** Supplied records **
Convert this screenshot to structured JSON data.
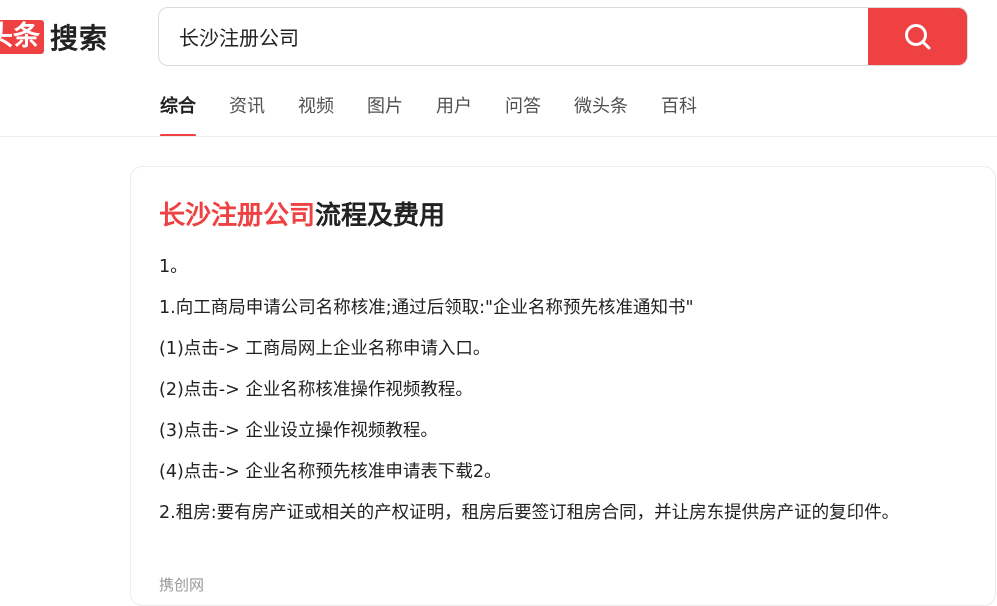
{
  "logo": {
    "badge": "头条",
    "text": "搜索"
  },
  "search": {
    "query": "长沙注册公司"
  },
  "tabs": [
    {
      "label": "综合",
      "active": true
    },
    {
      "label": "资讯"
    },
    {
      "label": "视频"
    },
    {
      "label": "图片"
    },
    {
      "label": "用户"
    },
    {
      "label": "问答"
    },
    {
      "label": "微头条"
    },
    {
      "label": "百科"
    }
  ],
  "result": {
    "title_highlight": "长沙注册公司",
    "title_rest": "流程及费用",
    "lines": [
      "1。",
      "1.向工商局申请公司名称核准;通过后领取:\"企业名称预先核准通知书\"",
      "(1)点击-> 工商局网上企业名称申请入口。",
      "(2)点击-> 企业名称核准操作视频教程。",
      "(3)点击-> 企业设立操作视频教程。",
      "(4)点击-> 企业名称预先核准申请表下载2。",
      "2.租房:要有房产证或相关的产权证明，租房后要签订租房合同，并让房东提供房产证的复印件。"
    ],
    "source": "携创网"
  },
  "colors": {
    "accent": "#f04142"
  }
}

** Task instructions **
Gather all lines where the word "label" appears.

** Result for this task **
      "label": "综合",
      "label": "资讯"
      "label": "视频"
      "label": "图片"
      "label": "用户"
      "label": "问答"
      "label": "微头条"
      "label": "百科"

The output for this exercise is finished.